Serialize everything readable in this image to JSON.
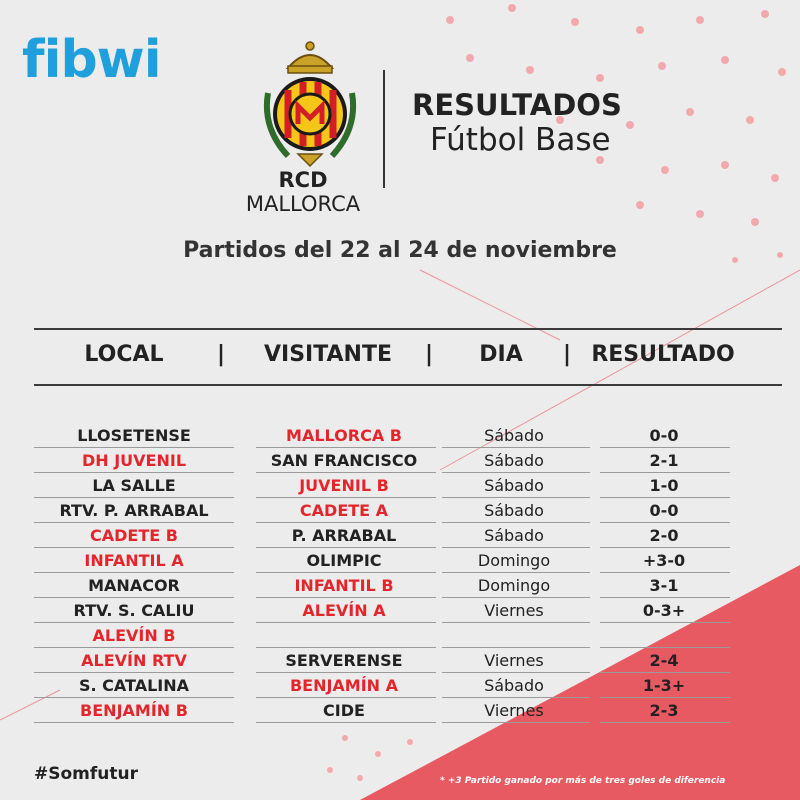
{
  "brand": {
    "sponsor_logo": "fibwi",
    "club_name_bold": "RCD",
    "club_name_rest": " MALLORCA"
  },
  "header": {
    "title": "RESULTADOS",
    "subtitle": "Fútbol Base"
  },
  "period": "Partidos del 22 al 24 de noviembre",
  "table": {
    "columns": [
      "LOCAL",
      "VISITANTE",
      "DIA",
      "RESULTADO"
    ],
    "separator": "|",
    "rows": [
      {
        "local": "LLOSETENSE",
        "local_team": false,
        "visitante": "MALLORCA B",
        "visitante_team": true,
        "dia": "Sábado",
        "resultado": "0-0"
      },
      {
        "local": "DH JUVENIL",
        "local_team": true,
        "visitante": "SAN FRANCISCO",
        "visitante_team": false,
        "dia": "Sábado",
        "resultado": "2-1"
      },
      {
        "local": "LA SALLE",
        "local_team": false,
        "visitante": "JUVENIL B",
        "visitante_team": true,
        "dia": "Sábado",
        "resultado": "1-0"
      },
      {
        "local": "RTV. P. ARRABAL",
        "local_team": false,
        "visitante": "CADETE A",
        "visitante_team": true,
        "dia": "Sábado",
        "resultado": "0-0"
      },
      {
        "local": "CADETE B",
        "local_team": true,
        "visitante": "P. ARRABAL",
        "visitante_team": false,
        "dia": "Sábado",
        "resultado": "2-0"
      },
      {
        "local": "INFANTIL A",
        "local_team": true,
        "visitante": "OLIMPIC",
        "visitante_team": false,
        "dia": "Domingo",
        "resultado": "+3-0"
      },
      {
        "local": "MANACOR",
        "local_team": false,
        "visitante": "INFANTIL B",
        "visitante_team": true,
        "dia": "Domingo",
        "resultado": "3-1"
      },
      {
        "local": "RTV. S. CALIU",
        "local_team": false,
        "visitante": "ALEVÍN A",
        "visitante_team": true,
        "dia": "Viernes",
        "resultado": "0-3+"
      },
      {
        "local": "ALEVÍN B",
        "local_team": true,
        "visitante": "",
        "visitante_team": false,
        "dia": "",
        "resultado": ""
      },
      {
        "local": "ALEVÍN RTV",
        "local_team": true,
        "visitante": "SERVERENSE",
        "visitante_team": false,
        "dia": "Viernes",
        "resultado": "2-4"
      },
      {
        "local": "S. CATALINA",
        "local_team": false,
        "visitante": "BENJAMÍN A",
        "visitante_team": true,
        "dia": "Sábado",
        "resultado": "1-3+"
      },
      {
        "local": "BENJAMÍN B",
        "local_team": true,
        "visitante": "CIDE",
        "visitante_team": false,
        "dia": "Viernes",
        "resultado": "2-3"
      }
    ]
  },
  "footer": {
    "hashtag": "#Somfutur",
    "note": "* +3 Partido ganado por más de tres goles de diferencia"
  },
  "colors": {
    "accent_red": "#e3262c",
    "sponsor_blue": "#1fa0dd",
    "triangle_red": "#e85a62",
    "background": "#ececec"
  }
}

** Problem to solve **
Filter lines by "MALLORCA" and return each hit.

** Answer **
    "club_name_rest": " MALLORCA"
        "visitante": "MALLORCA B",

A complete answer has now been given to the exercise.